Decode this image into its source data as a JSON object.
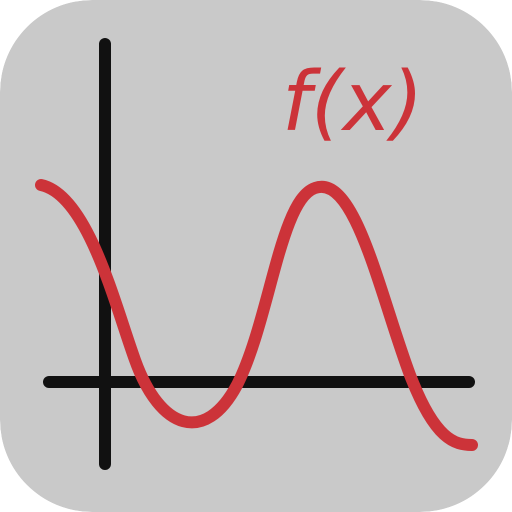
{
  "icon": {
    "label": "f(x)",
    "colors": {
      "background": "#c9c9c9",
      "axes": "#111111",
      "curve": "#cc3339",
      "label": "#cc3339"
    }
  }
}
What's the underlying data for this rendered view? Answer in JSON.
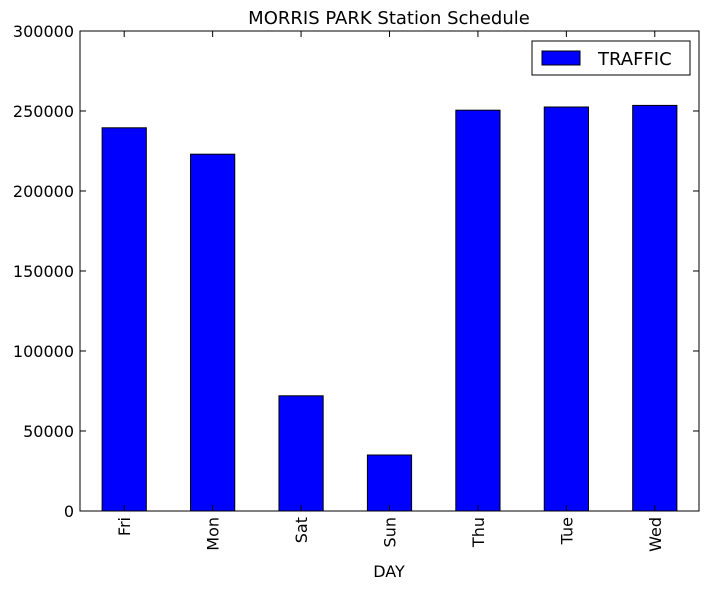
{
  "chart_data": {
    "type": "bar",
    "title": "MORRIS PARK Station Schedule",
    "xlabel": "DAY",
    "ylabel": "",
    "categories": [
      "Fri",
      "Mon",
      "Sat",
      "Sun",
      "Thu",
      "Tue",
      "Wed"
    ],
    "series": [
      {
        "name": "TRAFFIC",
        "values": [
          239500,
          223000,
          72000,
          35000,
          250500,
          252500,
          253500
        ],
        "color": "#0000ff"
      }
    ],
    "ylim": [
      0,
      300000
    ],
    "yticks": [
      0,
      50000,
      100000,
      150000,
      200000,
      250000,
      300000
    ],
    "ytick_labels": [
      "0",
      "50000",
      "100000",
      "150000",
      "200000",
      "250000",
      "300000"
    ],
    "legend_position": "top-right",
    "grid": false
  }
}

----

__Your goal__
Every line of the material is to be quoted exactly, with no pictures carried over.

__In response__
Decode this image into its source data as a JSON object.
{
  "icon": {
    "label": "f(x)",
    "colors": {
      "background": "#c9c9c9",
      "axes": "#111111",
      "curve": "#cc3339",
      "label": "#cc3339"
    }
  }
}
What's the underlying data for this rendered view? Answer in JSON.
{
  "chart_data": {
    "type": "bar",
    "title": "MORRIS PARK Station Schedule",
    "xlabel": "DAY",
    "ylabel": "",
    "categories": [
      "Fri",
      "Mon",
      "Sat",
      "Sun",
      "Thu",
      "Tue",
      "Wed"
    ],
    "series": [
      {
        "name": "TRAFFIC",
        "values": [
          239500,
          223000,
          72000,
          35000,
          250500,
          252500,
          253500
        ],
        "color": "#0000ff"
      }
    ],
    "ylim": [
      0,
      300000
    ],
    "yticks": [
      0,
      50000,
      100000,
      150000,
      200000,
      250000,
      300000
    ],
    "ytick_labels": [
      "0",
      "50000",
      "100000",
      "150000",
      "200000",
      "250000",
      "300000"
    ],
    "legend_position": "top-right",
    "grid": false
  }
}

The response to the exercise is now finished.